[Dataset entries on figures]
┄┄┄┄┄┄

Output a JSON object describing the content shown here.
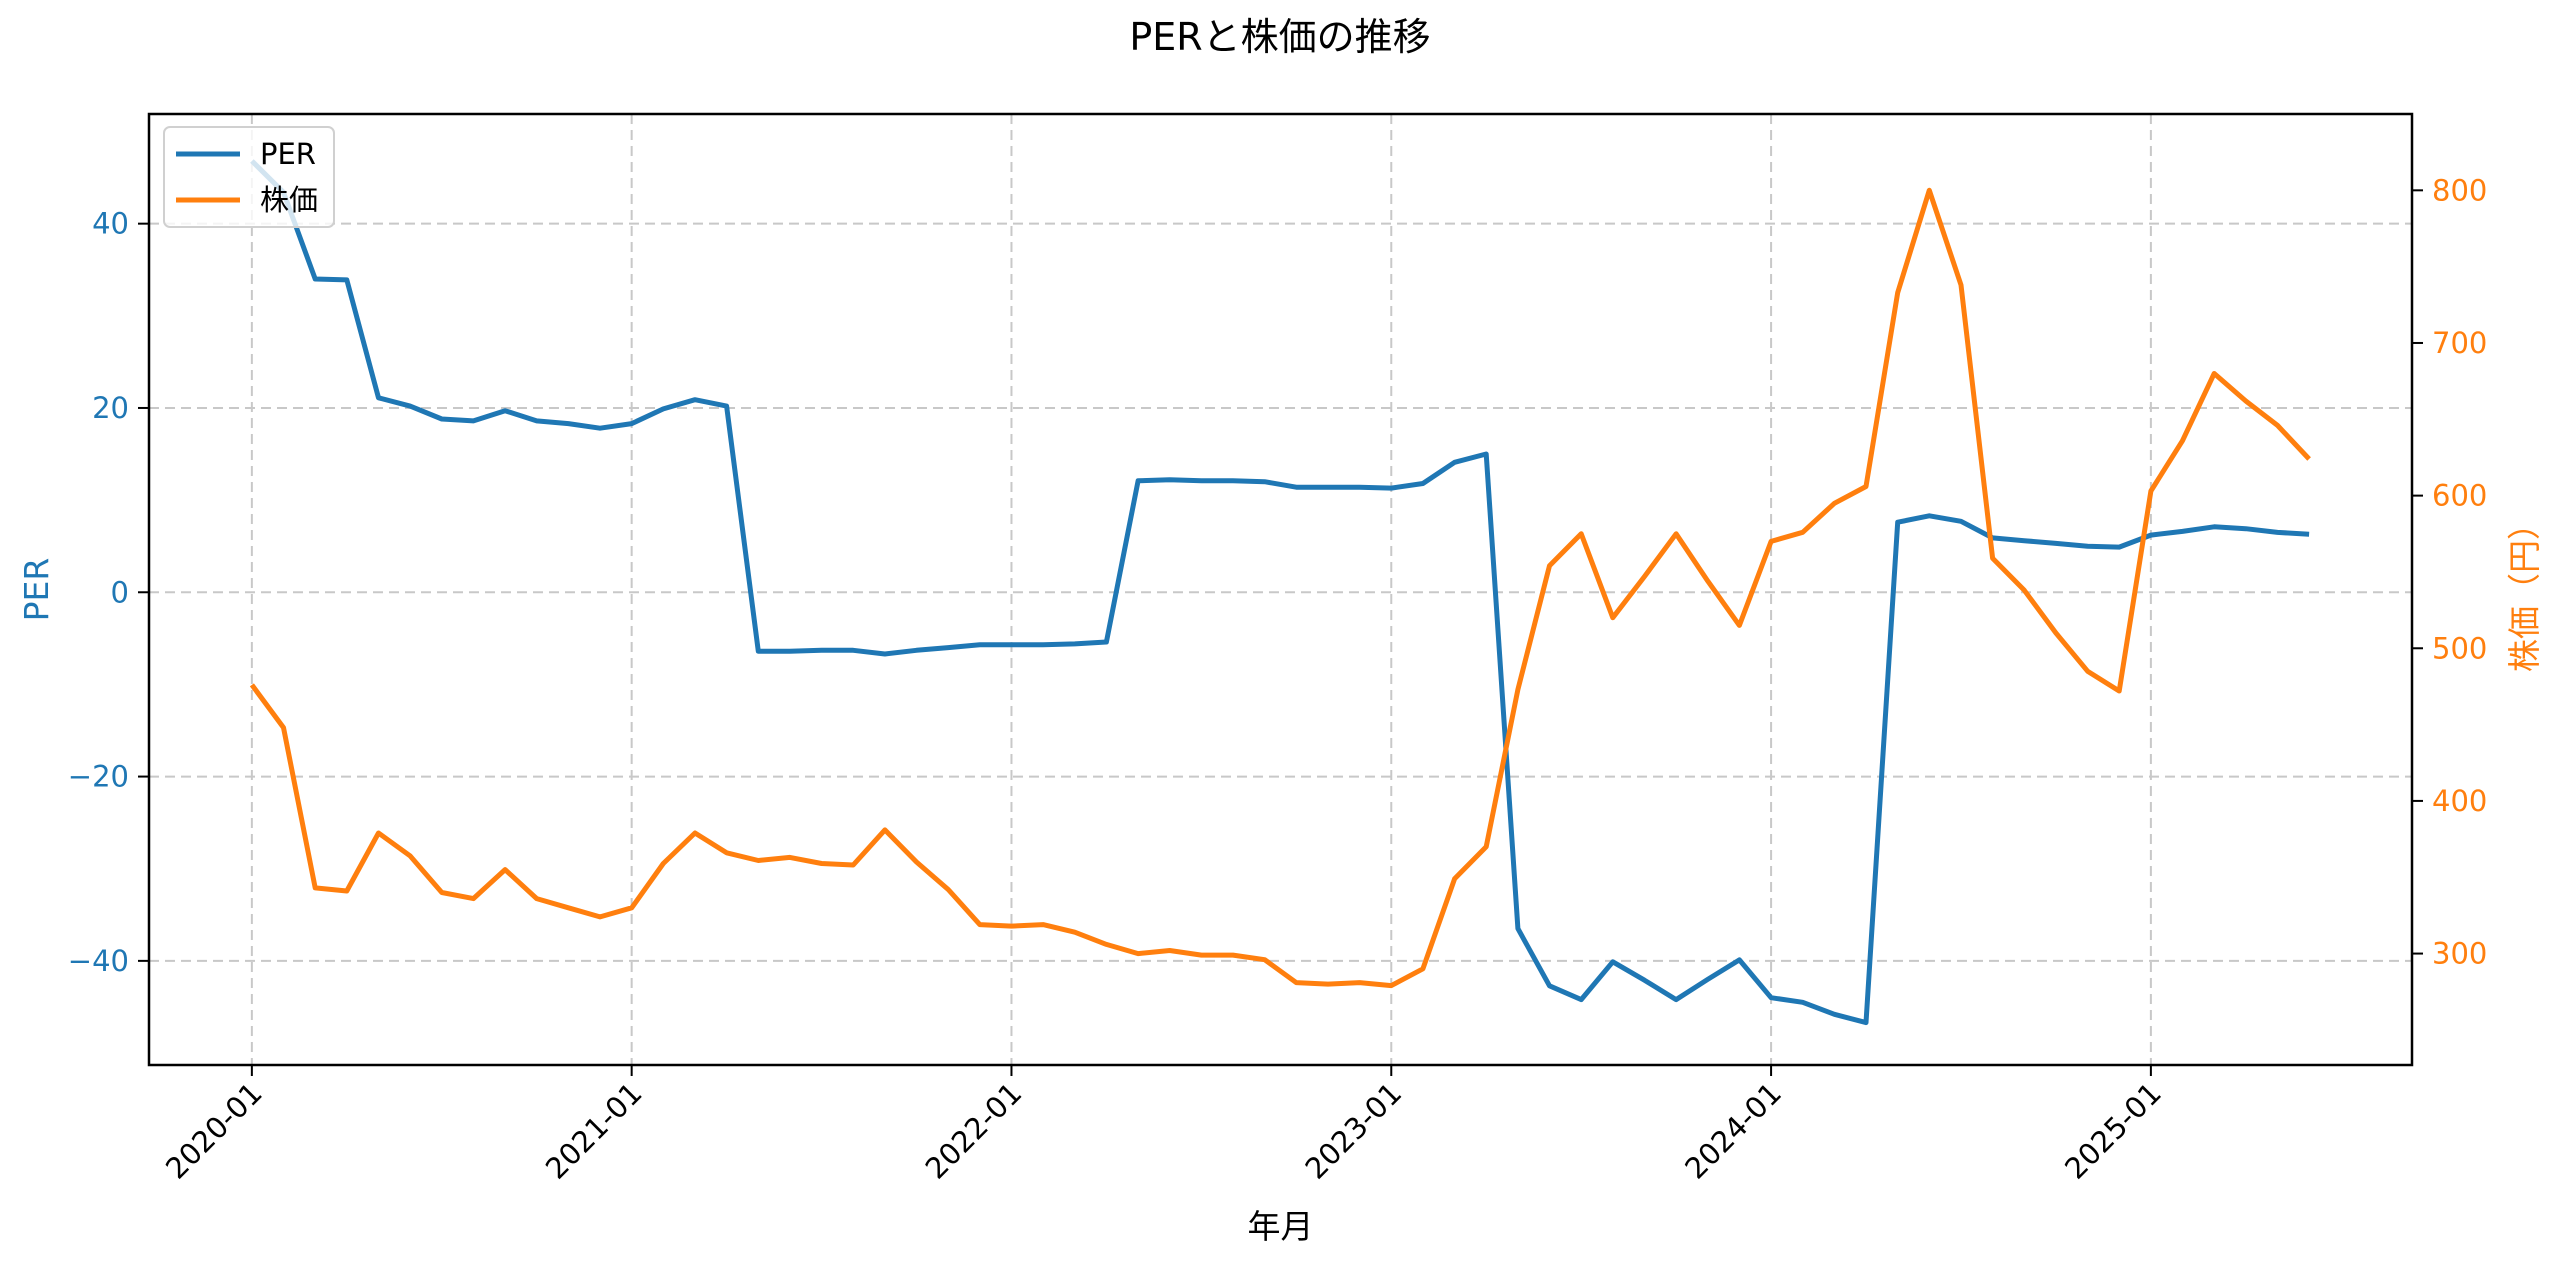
{
  "chart_data": {
    "type": "line",
    "title": "PERと株価の推移",
    "xlabel": "年月",
    "ylabel": "PER",
    "ylabel_right": "株価（円）",
    "x": [
      "2020-01",
      "2020-02",
      "2020-03",
      "2020-04",
      "2020-05",
      "2020-06",
      "2020-07",
      "2020-08",
      "2020-09",
      "2020-10",
      "2020-11",
      "2020-12",
      "2021-01",
      "2021-02",
      "2021-03",
      "2021-04",
      "2021-05",
      "2021-06",
      "2021-07",
      "2021-08",
      "2021-09",
      "2021-10",
      "2021-11",
      "2021-12",
      "2022-01",
      "2022-02",
      "2022-03",
      "2022-04",
      "2022-05",
      "2022-06",
      "2022-07",
      "2022-08",
      "2022-09",
      "2022-10",
      "2022-11",
      "2022-12",
      "2023-01",
      "2023-02",
      "2023-03",
      "2023-04",
      "2023-05",
      "2023-06",
      "2023-07",
      "2023-08",
      "2023-09",
      "2023-10",
      "2023-11",
      "2023-12",
      "2024-01",
      "2024-02",
      "2024-03",
      "2024-04",
      "2024-05",
      "2024-06",
      "2024-07",
      "2024-08",
      "2024-09",
      "2024-10",
      "2024-11",
      "2024-12",
      "2025-01",
      "2025-02",
      "2025-03",
      "2025-04",
      "2025-05",
      "2025-06"
    ],
    "x_tick_labels": [
      "2020-01",
      "2021-01",
      "2022-01",
      "2023-01",
      "2024-01",
      "2025-01"
    ],
    "x_tick_indices": [
      0,
      12,
      24,
      36,
      48,
      60
    ],
    "xlim": [
      -3.25,
      68.25
    ],
    "series": [
      {
        "name": "PER",
        "axis": "left",
        "color": "#1f77b4",
        "values": [
          46.8,
          43.4,
          34.0,
          33.9,
          21.1,
          20.2,
          18.8,
          18.6,
          19.7,
          18.6,
          18.3,
          17.8,
          18.3,
          19.9,
          20.9,
          20.2,
          -6.4,
          -6.4,
          -6.3,
          -6.3,
          -6.7,
          -6.3,
          -6.0,
          -5.7,
          -5.7,
          -5.7,
          -5.6,
          -5.4,
          12.1,
          12.2,
          12.1,
          12.1,
          12.0,
          11.4,
          11.4,
          11.4,
          11.3,
          11.8,
          14.1,
          15.0,
          -36.5,
          -42.7,
          -44.2,
          -40.1,
          -42.1,
          -44.2,
          -42.0,
          -39.9,
          -44.0,
          -44.5,
          -45.8,
          -46.7,
          7.6,
          8.3,
          7.7,
          5.9,
          5.6,
          5.3,
          5.0,
          4.9,
          6.2,
          6.6,
          7.1,
          6.9,
          6.5,
          6.3
        ]
      },
      {
        "name": "株価",
        "axis": "right",
        "color": "#ff7f0e",
        "values": [
          476,
          448,
          343,
          341,
          379,
          364,
          340,
          336,
          355,
          336,
          330,
          324,
          330,
          359,
          379,
          366,
          361,
          363,
          359,
          358,
          381,
          360,
          342,
          319,
          318,
          319,
          314,
          306,
          300,
          302,
          299,
          299,
          296,
          281,
          280,
          281,
          279,
          290,
          349,
          370,
          473,
          554,
          575,
          520,
          547,
          575,
          544,
          515,
          570,
          576,
          595,
          606,
          733,
          800,
          738,
          559,
          538,
          510,
          485,
          472,
          603,
          636,
          680,
          662,
          646,
          624
        ]
      }
    ],
    "ylim": [
      -51.3,
      51.9
    ],
    "ylim_right": [
      227,
      850
    ],
    "y_ticks": [
      40,
      20,
      0,
      -20,
      -40
    ],
    "y_tick_labels": [
      "40",
      "20",
      "0",
      "−20",
      "−40"
    ],
    "y_ticks_right": [
      800,
      700,
      600,
      500,
      400,
      300
    ],
    "y_tick_labels_right": [
      "800",
      "700",
      "600",
      "500",
      "400",
      "300"
    ],
    "grid": true,
    "legend": {
      "position": "upper left",
      "entries": [
        "PER",
        "株価"
      ]
    }
  },
  "colors": {
    "per": "#1f77b4",
    "price": "#ff7f0e",
    "grid": "#c8c8c8",
    "axis": "#000000"
  }
}
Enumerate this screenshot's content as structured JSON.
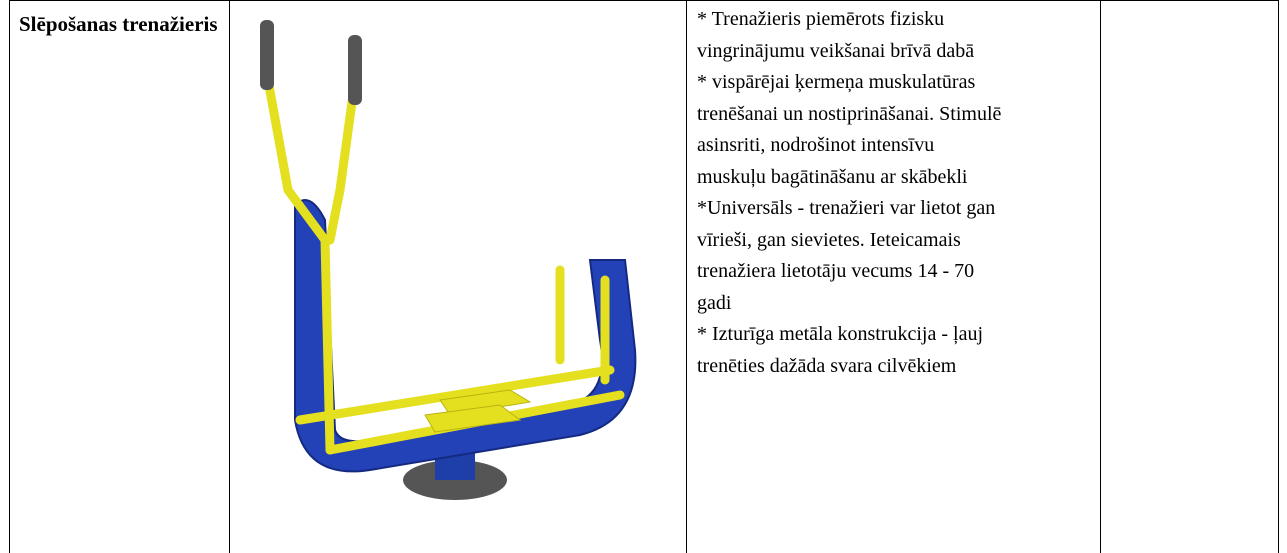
{
  "table": {
    "rows": [
      [
        "Slēpošanas trenažieris",
        [
          "* Trenažieris piemērots fizisku",
          "vingrinājumu veikšanai brīvā dabā",
          "* vispārējai ķermeņa muskulatūras",
          "trenēšanai un nostiprināšanai. Stimulē",
          "asinsriti, nodrošinot intensīvu",
          "muskuļu bagātināšanu ar skābekli",
          "*Universāls - trenažieri var lietot gan",
          "vīrieši, gan sievietes. Ieteicamais",
          "trenažiera lietotāju vecums 14 - 70",
          "gadi",
          "* Izturīga metāla konstrukcija - ļauj",
          "trenēties dažāda svara cilvēkiem"
        ]
      ]
    ]
  }
}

┄┄┄┄┄┄

To be done: Return every line of the records exactly as given, pictures excluded.

Task result:
Output a JSON object describing the content shown here.
{
  "chart_data": {
    "type": "line",
    "title": "PERと株価の推移",
    "xlabel": "年月",
    "ylabel": "PER",
    "ylabel_right": "株価（円）",
    "x": [
      "2020-01",
      "2020-02",
      "2020-03",
      "2020-04",
      "2020-05",
      "2020-06",
      "2020-07",
      "2020-08",
      "2020-09",
      "2020-10",
      "2020-11",
      "2020-12",
      "2021-01",
      "2021-02",
      "2021-03",
      "2021-04",
      "2021-05",
      "2021-06",
      "2021-07",
      "2021-08",
      "2021-09",
      "2021-10",
      "2021-11",
      "2021-12",
      "2022-01",
      "2022-02",
      "2022-03",
      "2022-04",
      "2022-05",
      "2022-06",
      "2022-07",
      "2022-08",
      "2022-09",
      "2022-10",
      "2022-11",
      "2022-12",
      "2023-01",
      "2023-02",
      "2023-03",
      "2023-04",
      "2023-05",
      "2023-06",
      "2023-07",
      "2023-08",
      "2023-09",
      "2023-10",
      "2023-11",
      "2023-12",
      "2024-01",
      "2024-02",
      "2024-03",
      "2024-04",
      "2024-05",
      "2024-06",
      "2024-07",
      "2024-08",
      "2024-09",
      "2024-10",
      "2024-11",
      "2024-12",
      "2025-01",
      "2025-02",
      "2025-03",
      "2025-04",
      "2025-05",
      "2025-06"
    ],
    "x_tick_labels": [
      "2020-01",
      "2021-01",
      "2022-01",
      "2023-01",
      "2024-01",
      "2025-01"
    ],
    "x_tick_indices": [
      0,
      12,
      24,
      36,
      48,
      60
    ],
    "xlim": [
      -3.25,
      68.25
    ],
    "series": [
      {
        "name": "PER",
        "axis": "left",
        "color": "#1f77b4",
        "values": [
          46.8,
          43.4,
          34.0,
          33.9,
          21.1,
          20.2,
          18.8,
          18.6,
          19.7,
          18.6,
          18.3,
          17.8,
          18.3,
          19.9,
          20.9,
          20.2,
          -6.4,
          -6.4,
          -6.3,
          -6.3,
          -6.7,
          -6.3,
          -6.0,
          -5.7,
          -5.7,
          -5.7,
          -5.6,
          -5.4,
          12.1,
          12.2,
          12.1,
          12.1,
          12.0,
          11.4,
          11.4,
          11.4,
          11.3,
          11.8,
          14.1,
          15.0,
          -36.5,
          -42.7,
          -44.2,
          -40.1,
          -42.1,
          -44.2,
          -42.0,
          -39.9,
          -44.0,
          -44.5,
          -45.8,
          -46.7,
          7.6,
          8.3,
          7.7,
          5.9,
          5.6,
          5.3,
          5.0,
          4.9,
          6.2,
          6.6,
          7.1,
          6.9,
          6.5,
          6.3
        ]
      },
      {
        "name": "株価",
        "axis": "right",
        "color": "#ff7f0e",
        "values": [
          476,
          448,
          343,
          341,
          379,
          364,
          340,
          336,
          355,
          336,
          330,
          324,
          330,
          359,
          379,
          366,
          361,
          363,
          359,
          358,
          381,
          360,
          342,
          319,
          318,
          319,
          314,
          306,
          300,
          302,
          299,
          299,
          296,
          281,
          280,
          281,
          279,
          290,
          349,
          370,
          473,
          554,
          575,
          520,
          547,
          575,
          544,
          515,
          570,
          576,
          595,
          606,
          733,
          800,
          738,
          559,
          538,
          510,
          485,
          472,
          603,
          636,
          680,
          662,
          646,
          624
        ]
      }
    ],
    "ylim": [
      -51.3,
      51.9
    ],
    "ylim_right": [
      227,
      850
    ],
    "y_ticks": [
      40,
      20,
      0,
      -20,
      -40
    ],
    "y_tick_labels": [
      "40",
      "20",
      "0",
      "−20",
      "−40"
    ],
    "y_ticks_right": [
      800,
      700,
      600,
      500,
      400,
      300
    ],
    "y_tick_labels_right": [
      "800",
      "700",
      "600",
      "500",
      "400",
      "300"
    ],
    "grid": true,
    "legend": {
      "position": "upper left",
      "entries": [
        "PER",
        "株価"
      ]
    }
  },
  "colors": {
    "per": "#1f77b4",
    "price": "#ff7f0e",
    "grid": "#c8c8c8",
    "axis": "#000000"
  }
}
Enumerate this screenshot's content as structured JSON.
{
  "table": {
    "rows": [
      [
        "Slēpošanas trenažieris",
        [
          "* Trenažieris piemērots fizisku",
          "vingrinājumu veikšanai brīvā dabā",
          "* vispārējai ķermeņa muskulatūras",
          "trenēšanai un nostiprināšanai. Stimulē",
          "asinsriti, nodrošinot intensīvu",
          "muskuļu bagātināšanu ar skābekli",
          "*Universāls - trenažieri var lietot gan",
          "vīrieši, gan sievietes. Ieteicamais",
          "trenažiera lietotāju vecums 14 - 70",
          "gadi",
          "* Izturīga metāla konstrukcija - ļauj",
          "trenēties dažāda svara cilvēkiem"
        ]
      ]
    ]
  }
}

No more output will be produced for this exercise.